Exercise requirements ->
Make an exact copy of all the entries, with the pictures left out.

[Excerpt from a dataset]

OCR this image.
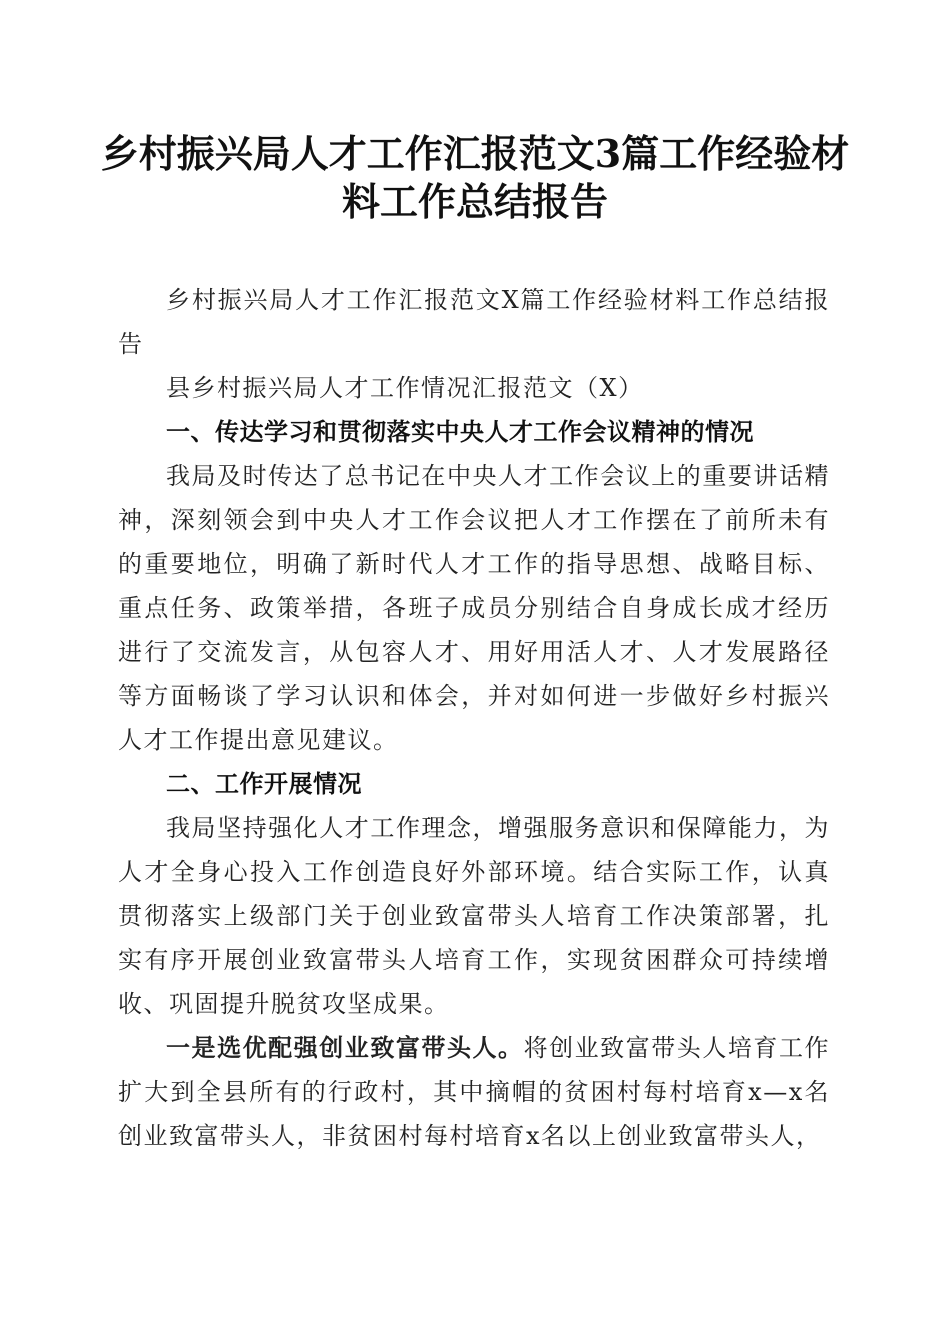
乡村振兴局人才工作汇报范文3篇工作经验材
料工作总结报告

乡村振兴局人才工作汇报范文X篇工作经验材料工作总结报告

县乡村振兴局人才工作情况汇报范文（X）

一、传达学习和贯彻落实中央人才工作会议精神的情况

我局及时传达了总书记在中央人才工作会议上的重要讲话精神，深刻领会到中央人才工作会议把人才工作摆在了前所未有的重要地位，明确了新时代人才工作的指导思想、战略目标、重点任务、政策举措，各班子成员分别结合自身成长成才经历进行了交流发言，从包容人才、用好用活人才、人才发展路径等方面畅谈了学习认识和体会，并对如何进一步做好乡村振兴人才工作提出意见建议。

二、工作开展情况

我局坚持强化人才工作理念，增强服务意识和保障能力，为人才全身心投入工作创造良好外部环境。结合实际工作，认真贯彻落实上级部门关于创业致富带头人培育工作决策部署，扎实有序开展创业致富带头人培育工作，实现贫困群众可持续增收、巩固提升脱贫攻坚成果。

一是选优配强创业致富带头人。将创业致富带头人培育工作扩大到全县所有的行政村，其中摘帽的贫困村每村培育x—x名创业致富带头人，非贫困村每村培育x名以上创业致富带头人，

Exercise output ->
OCR this image.
乡村振兴局人才工作汇报范文3篇工作经验材
料工作总结报告

乡村振兴局人才工作汇报范文X篇工作经验材料工作总结报告

县乡村振兴局人才工作情况汇报范文（X）

一、传达学习和贯彻落实中央人才工作会议精神的情况

我局及时传达了总书记在中央人才工作会议上的重要讲话精神，深刻领会到中央人才工作会议把人才工作摆在了前所未有的重要地位，明确了新时代人才工作的指导思想、战略目标、重点任务、政策举措，各班子成员分别结合自身成长成才经历进行了交流发言，从包容人才、用好用活人才、人才发展路径等方面畅谈了学习认识和体会，并对如何进一步做好乡村振兴人才工作提出意见建议。

二、工作开展情况

我局坚持强化人才工作理念，增强服务意识和保障能力，为人才全身心投入工作创造良好外部环境。结合实际工作，认真贯彻落实上级部门关于创业致富带头人培育工作决策部署，扎实有序开展创业致富带头人培育工作，实现贫困群众可持续增收、巩固提升脱贫攻坚成果。

一是选优配强创业致富带头人。将创业致富带头人培育工作扩大到全县所有的行政村，其中摘帽的贫困村每村培育x—x名创业致富带头人，非贫困村每村培育x名以上创业致富带头人，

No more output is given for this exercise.